Written problem: In the listing below, how many lines contain the word "this"? Please respond with the number only.

[Dataset records]
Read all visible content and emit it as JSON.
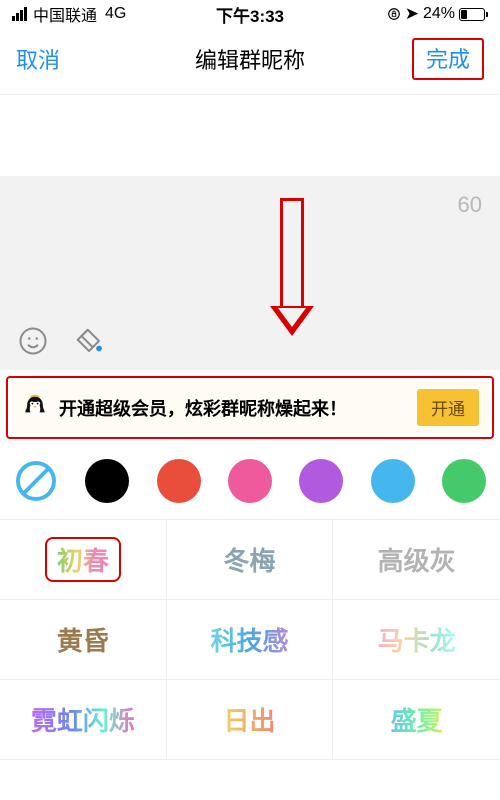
{
  "status": {
    "carrier": "中国联通",
    "network": "4G",
    "time": "下午3:33",
    "battery_pct": "24%"
  },
  "nav": {
    "cancel": "取消",
    "title": "编辑群昵称",
    "done": "完成"
  },
  "input": {
    "counter": "60"
  },
  "promo": {
    "text": "开通超级会员，炫彩群昵称燥起来！",
    "action": "开通"
  },
  "colors": {
    "none": "none",
    "items": [
      "#000000",
      "#e94e3c",
      "#ef5a9c",
      "#b25adf",
      "#46b6ef",
      "#44c96b"
    ]
  },
  "styles": {
    "items": [
      {
        "key": "chuchun",
        "label": "初春"
      },
      {
        "key": "dongmei",
        "label": "冬梅"
      },
      {
        "key": "gaoji",
        "label": "高级灰"
      },
      {
        "key": "huanghun",
        "label": "黄昏"
      },
      {
        "key": "keji",
        "label": "科技感"
      },
      {
        "key": "makalong",
        "label": "马卡龙"
      },
      {
        "key": "neon",
        "label": "霓虹闪烁"
      },
      {
        "key": "richu",
        "label": "日出"
      },
      {
        "key": "shengxia",
        "label": "盛夏"
      }
    ],
    "selected": "chuchun"
  }
}
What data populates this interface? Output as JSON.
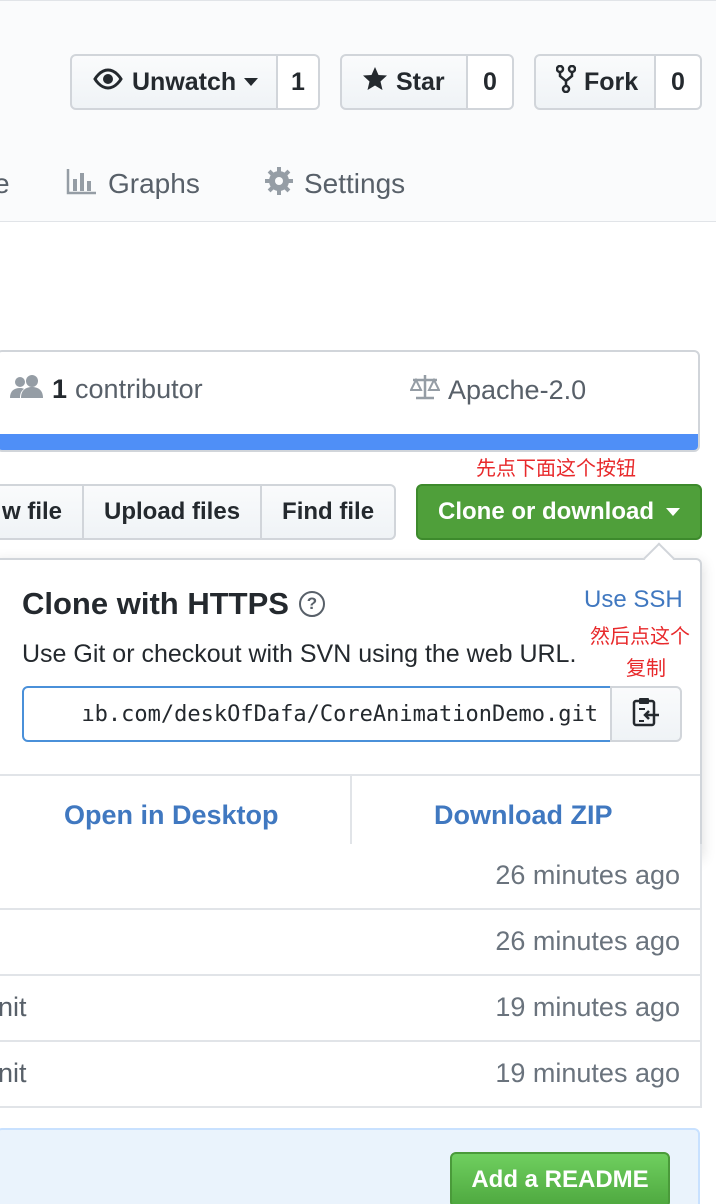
{
  "header": {
    "watch": {
      "label": "Unwatch",
      "count": "1"
    },
    "star": {
      "label": "Star",
      "count": "0"
    },
    "fork": {
      "label": "Fork",
      "count": "0"
    }
  },
  "tabs": {
    "partial_label": "e",
    "graphs": "Graphs",
    "settings": "Settings"
  },
  "summary": {
    "contributors_count": "1",
    "contributors_label": "contributor",
    "license": "Apache-2.0",
    "language_color": "#4f8ff7"
  },
  "file_actions": {
    "new_file": "w file",
    "upload": "Upload files",
    "find": "Find file",
    "clone": "Clone or download",
    "clone_color": "#4f9f3a"
  },
  "annotations": {
    "first": "先点下面这个按钮",
    "second_line1": "然后点这个",
    "second_line2": "复制",
    "color": "#e8292b"
  },
  "clone_popup": {
    "title": "Clone with HTTPS",
    "use_ssh": "Use SSH",
    "description": "Use Git or checkout with SVN using the web URL.",
    "url": "ıb.com/deskOfDafa/CoreAnimationDemo.git",
    "open_desktop": "Open in Desktop",
    "download_zip": "Download ZIP"
  },
  "file_rows": [
    {
      "message": "",
      "time": "26 minutes ago"
    },
    {
      "message": "",
      "time": "26 minutes ago"
    },
    {
      "message": "nit",
      "time": "19 minutes ago"
    },
    {
      "message": "nit",
      "time": "19 minutes ago"
    }
  ],
  "readme": {
    "button": "Add a README"
  }
}
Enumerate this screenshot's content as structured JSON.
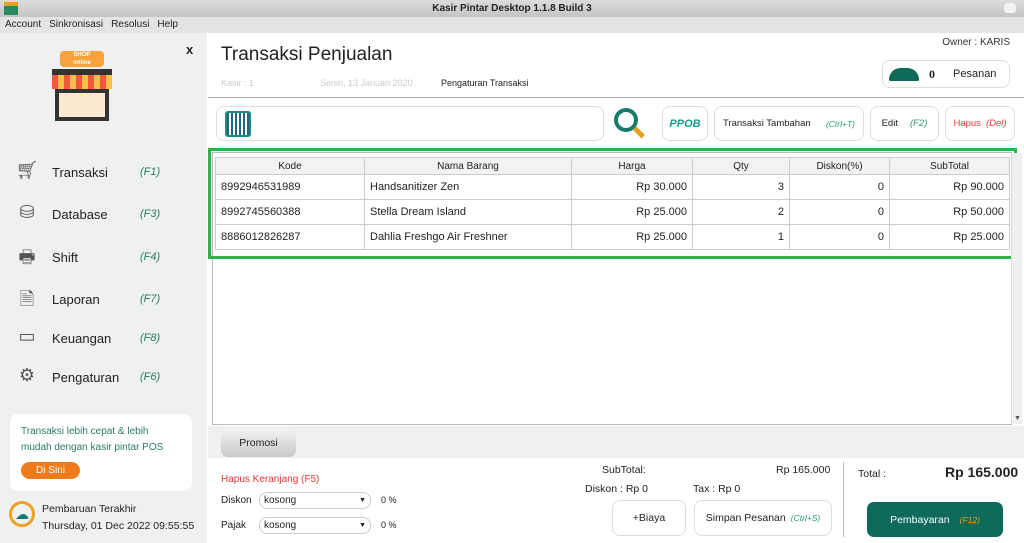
{
  "window": {
    "title": "Kasir Pintar Desktop 1.1.8  Build 3"
  },
  "menu": [
    "Account",
    "Sinkronisasi",
    "Resolusi",
    "Help"
  ],
  "sidebar": {
    "close": "x",
    "logo_text": "SHOP online",
    "items": [
      {
        "label": "Transaksi",
        "key": "(F1)",
        "icon": "cart-icon"
      },
      {
        "label": "Database",
        "key": "(F3)",
        "icon": "database-icon"
      },
      {
        "label": "Shift",
        "key": "(F4)",
        "icon": "cashier-icon"
      },
      {
        "label": "Laporan",
        "key": "(F7)",
        "icon": "report-icon"
      },
      {
        "label": "Keuangan",
        "key": "(F8)",
        "icon": "wallet-icon"
      },
      {
        "label": "Pengaturan",
        "key": "(F6)",
        "icon": "gear-icon"
      }
    ],
    "promo": {
      "text1": "Transaksi lebih cepat & lebih",
      "text2": "mudah dengan kasir pintar POS",
      "button": "Di Sini"
    },
    "update": {
      "label": "Pembaruan Terakhir",
      "time": "Thursday, 01 Dec 2022 09:55:55"
    }
  },
  "header": {
    "title": "Transaksi Penjualan",
    "kasir": "Kasir : 1",
    "date": "Senin, 13 Januari 2020",
    "settings": "Pengaturan Transaksi",
    "owner": "Owner : KARIS",
    "orders_count": "0",
    "orders_label": "Pesanan"
  },
  "toolbar": {
    "search_value": "",
    "ppob": "PPOB",
    "extra": "Transaksi Tambahan",
    "extra_key": "(Ctrl+T)",
    "edit": "Edit",
    "edit_key": "(F2)",
    "delete": "Hapus",
    "delete_key": "(Del)"
  },
  "table": {
    "headers": [
      "Kode",
      "Nama Barang",
      "Harga",
      "Qty",
      "Diskon(%)",
      "SubTotal"
    ],
    "rows": [
      [
        "8992946531989",
        "Handsanitizer Zen",
        "Rp 30.000",
        "3",
        "0",
        "Rp 90.000"
      ],
      [
        "8992745560388",
        "Stella Dream Island",
        "Rp 25.000",
        "2",
        "0",
        "Rp 50.000"
      ],
      [
        "8886012826287",
        "Dahlia Freshgo Air Freshner",
        "Rp 25.000",
        "1",
        "0",
        "Rp 25.000"
      ]
    ]
  },
  "footer": {
    "promo_tab": "Promosi",
    "clear_cart": "Hapus Keranjang (F5)",
    "diskon_label": "Diskon",
    "diskon_value": "kosong",
    "diskon_pct": "0 %",
    "pajak_label": "Pajak",
    "pajak_value": "kosong",
    "pajak_pct": "0 %",
    "subtotal_label": "SubTotal:",
    "subtotal": "Rp 165.000",
    "diskon_summary": "Diskon : Rp 0",
    "tax_summary": "Tax : Rp 0",
    "biaya": "+Biaya",
    "save": "Simpan Pesanan",
    "save_key": "(Ctrl+S)",
    "total_label": "Total :",
    "total": "Rp 165.000",
    "pay": "Pembayaran",
    "pay_key": "(F12)"
  },
  "colors": {
    "accent": "#0e6b5a",
    "highlight": "#2db34a",
    "danger": "#e53935",
    "orange": "#f07b1a"
  }
}
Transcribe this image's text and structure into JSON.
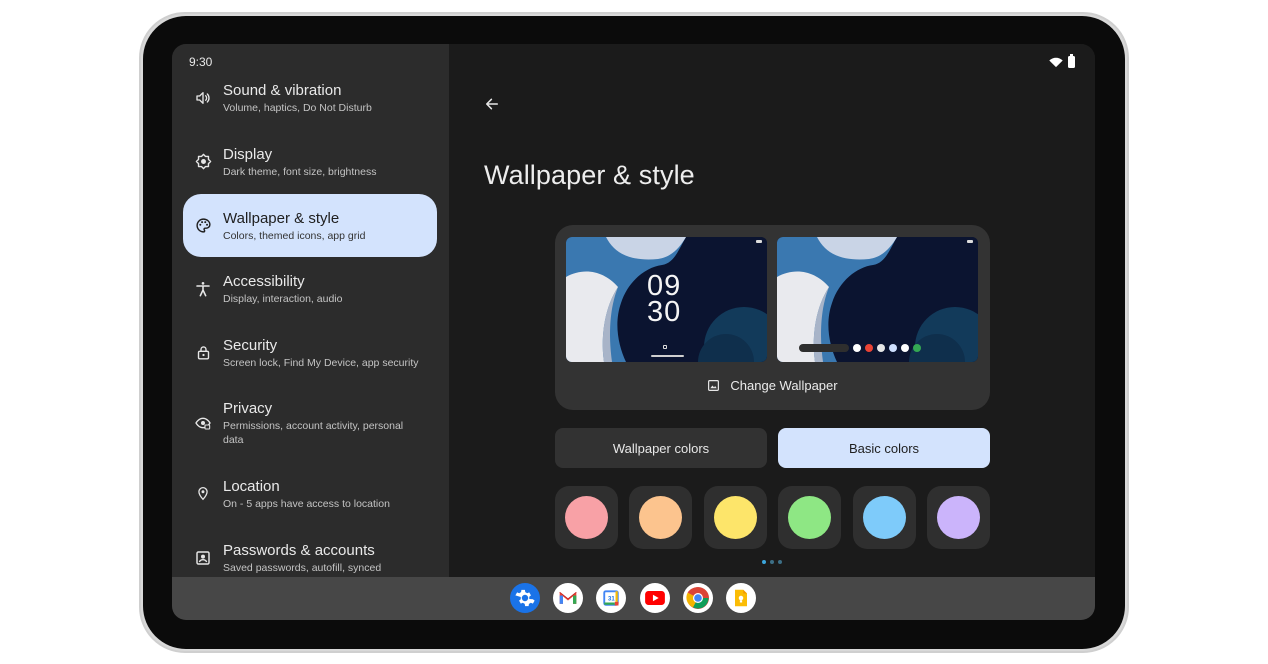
{
  "status_bar": {
    "time": "9:30",
    "icons": [
      "wifi-icon",
      "battery-icon"
    ]
  },
  "sidebar": {
    "items": [
      {
        "title": "Sound & vibration",
        "subtitle": "Volume, haptics, Do Not Disturb",
        "icon": "speaker-icon",
        "active": false
      },
      {
        "title": "Display",
        "subtitle": "Dark theme, font size, brightness",
        "icon": "brightness-icon",
        "active": false
      },
      {
        "title": "Wallpaper & style",
        "subtitle": "Colors, themed icons, app grid",
        "icon": "palette-icon",
        "active": true
      },
      {
        "title": "Accessibility",
        "subtitle": "Display, interaction, audio",
        "icon": "accessibility-icon",
        "active": false
      },
      {
        "title": "Security",
        "subtitle": "Screen lock, Find My Device, app security",
        "icon": "lock-icon",
        "active": false
      },
      {
        "title": "Privacy",
        "subtitle": "Permissions, account activity, personal data",
        "icon": "privacy-eye-icon",
        "active": false
      },
      {
        "title": "Location",
        "subtitle": "On - 5 apps have access to location",
        "icon": "location-pin-icon",
        "active": false
      },
      {
        "title": "Passwords & accounts",
        "subtitle": "Saved passwords, autofill, synced",
        "icon": "account-box-icon",
        "active": false
      }
    ]
  },
  "main": {
    "page_title": "Wallpaper & style",
    "preview": {
      "lock_clock_hour": "09",
      "lock_clock_minute": "30",
      "change_wallpaper_label": "Change Wallpaper"
    },
    "tabs": [
      {
        "label": "Wallpaper colors",
        "selected": false
      },
      {
        "label": "Basic colors",
        "selected": true
      }
    ],
    "color_swatches": [
      "#f8a1a6",
      "#fcc48e",
      "#fde56a",
      "#8ee784",
      "#7ecbfa",
      "#cbb4fb"
    ],
    "pager": {
      "pages": 3,
      "current": 1
    }
  },
  "taskbar": {
    "apps": [
      "settings-icon",
      "gmail-icon",
      "calendar-icon",
      "youtube-icon",
      "chrome-icon",
      "keep-icon"
    ]
  },
  "colors": {
    "accent": "#d3e3fd",
    "left_pane": "#2c2c2c",
    "right_pane": "#1b1b1b"
  }
}
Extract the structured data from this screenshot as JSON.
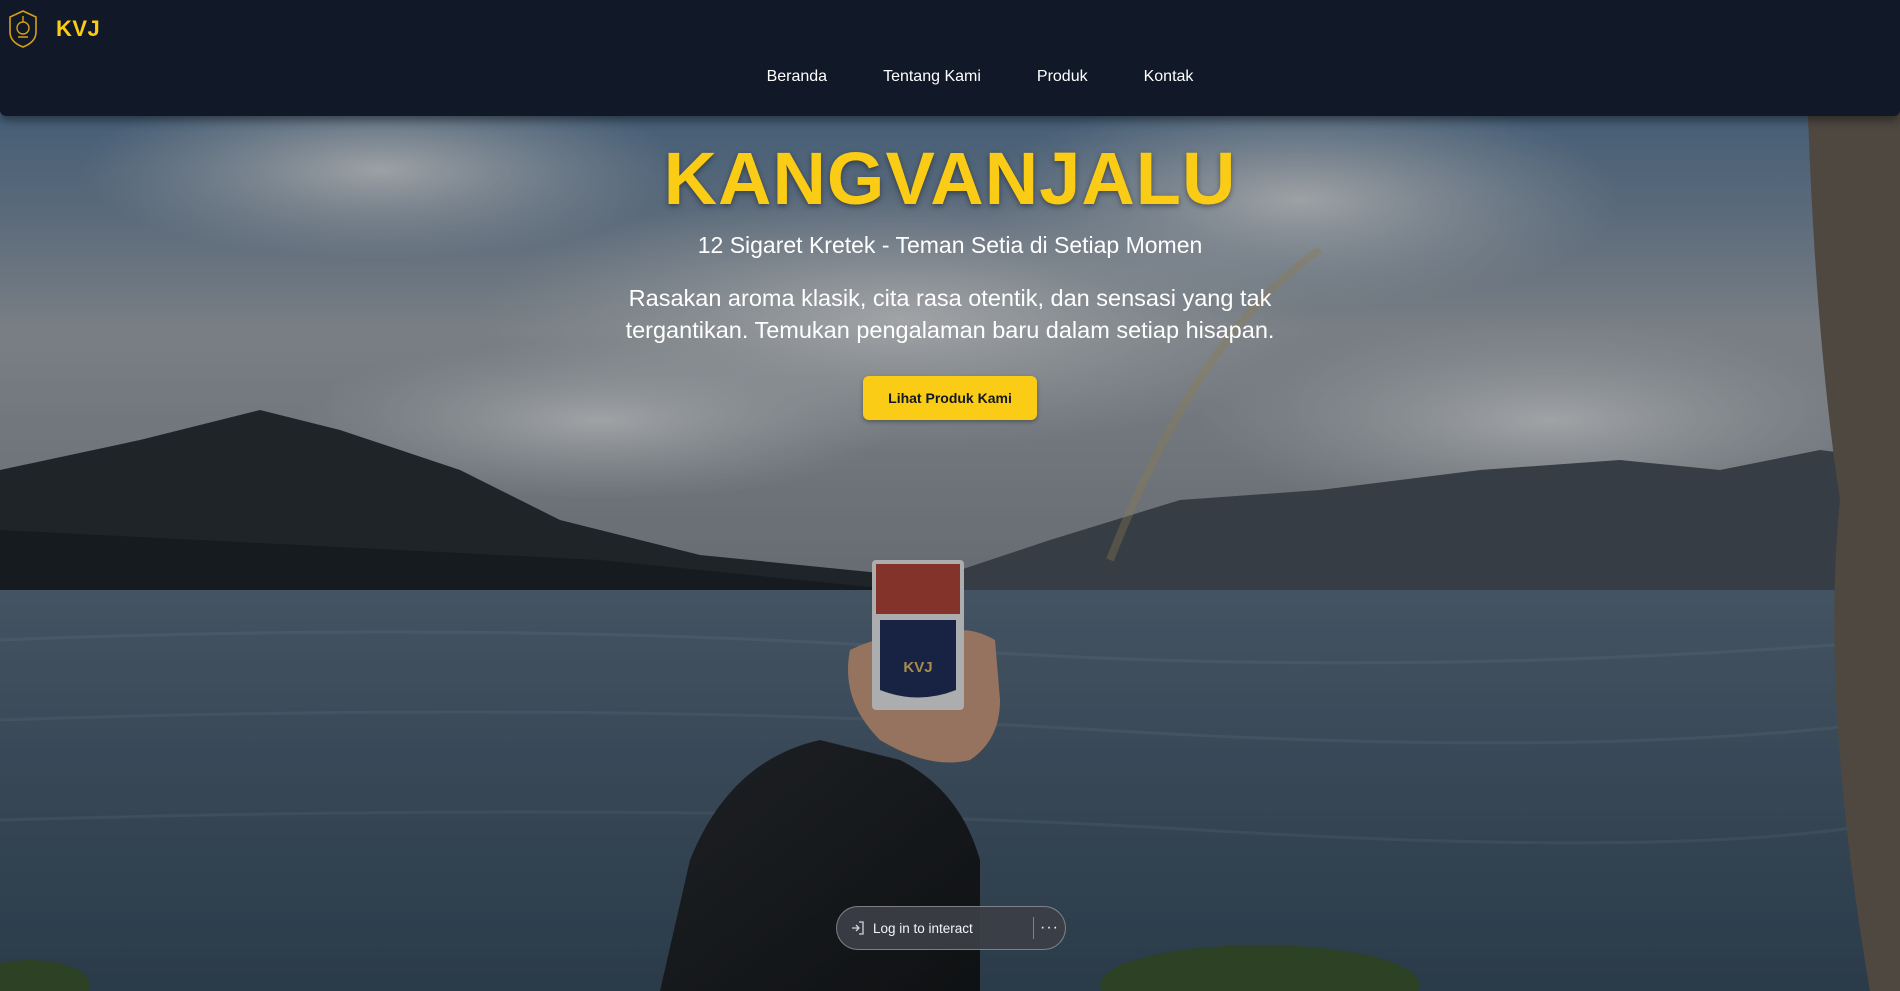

Problem solution: 4